Exercise task
Skip all pictures, then print the remaining material exactly.
##### Information shown
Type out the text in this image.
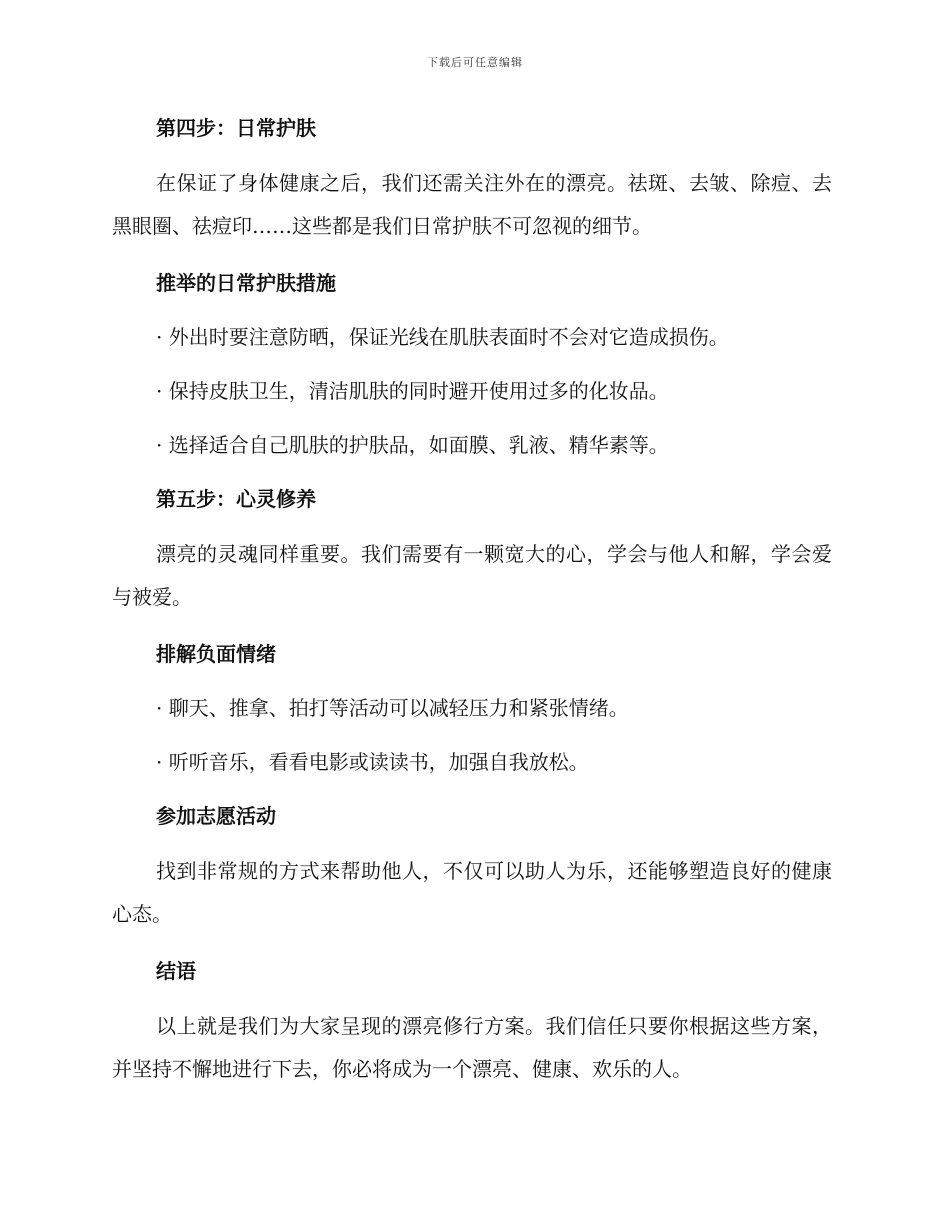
下载后可任意编辑
第四步：日常护肤

在保证了身体健康之后，我们还需关注外在的漂亮。祛斑、去皱、除痘、去黑眼圈、祛痘印……这些都是我们日常护肤不可忽视的细节。

推举的日常护肤措施

· 外出时要注意防晒，保证光线在肌肤表面时不会对它造成损伤。

· 保持皮肤卫生，清洁肌肤的同时避开使用过多的化妆品。

· 选择适合自己肌肤的护肤品，如面膜、乳液、精华素等。

第五步：心灵修养

漂亮的灵魂同样重要。我们需要有一颗宽大的心，学会与他人和解，学会爱与被爱。

排解负面情绪

· 聊天、推拿、拍打等活动可以减轻压力和紧张情绪。

· 听听音乐，看看电影或读读书，加强自我放松。

参加志愿活动

找到非常规的方式来帮助他人，不仅可以助人为乐，还能够塑造良好的健康心态。

结语

以上就是我们为大家呈现的漂亮修行方案。我们信任只要你根据这些方案，并坚持不懈地进行下去，你必将成为一个漂亮、健康、欢乐的人。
##########
Output of the task
Type out the text in this image.
下载后可任意编辑
第四步：日常护肤

在保证了身体健康之后，我们还需关注外在的漂亮。祛斑、去皱、除痘、去黑眼圈、祛痘印……这些都是我们日常护肤不可忽视的细节。

推举的日常护肤措施

· 外出时要注意防晒，保证光线在肌肤表面时不会对它造成损伤。

· 保持皮肤卫生，清洁肌肤的同时避开使用过多的化妆品。

· 选择适合自己肌肤的护肤品，如面膜、乳液、精华素等。

第五步：心灵修养

漂亮的灵魂同样重要。我们需要有一颗宽大的心，学会与他人和解，学会爱与被爱。

排解负面情绪

· 聊天、推拿、拍打等活动可以减轻压力和紧张情绪。

· 听听音乐，看看电影或读读书，加强自我放松。

参加志愿活动

找到非常规的方式来帮助他人，不仅可以助人为乐，还能够塑造良好的健康心态。

结语

以上就是我们为大家呈现的漂亮修行方案。我们信任只要你根据这些方案，并坚持不懈地进行下去，你必将成为一个漂亮、健康、欢乐的人。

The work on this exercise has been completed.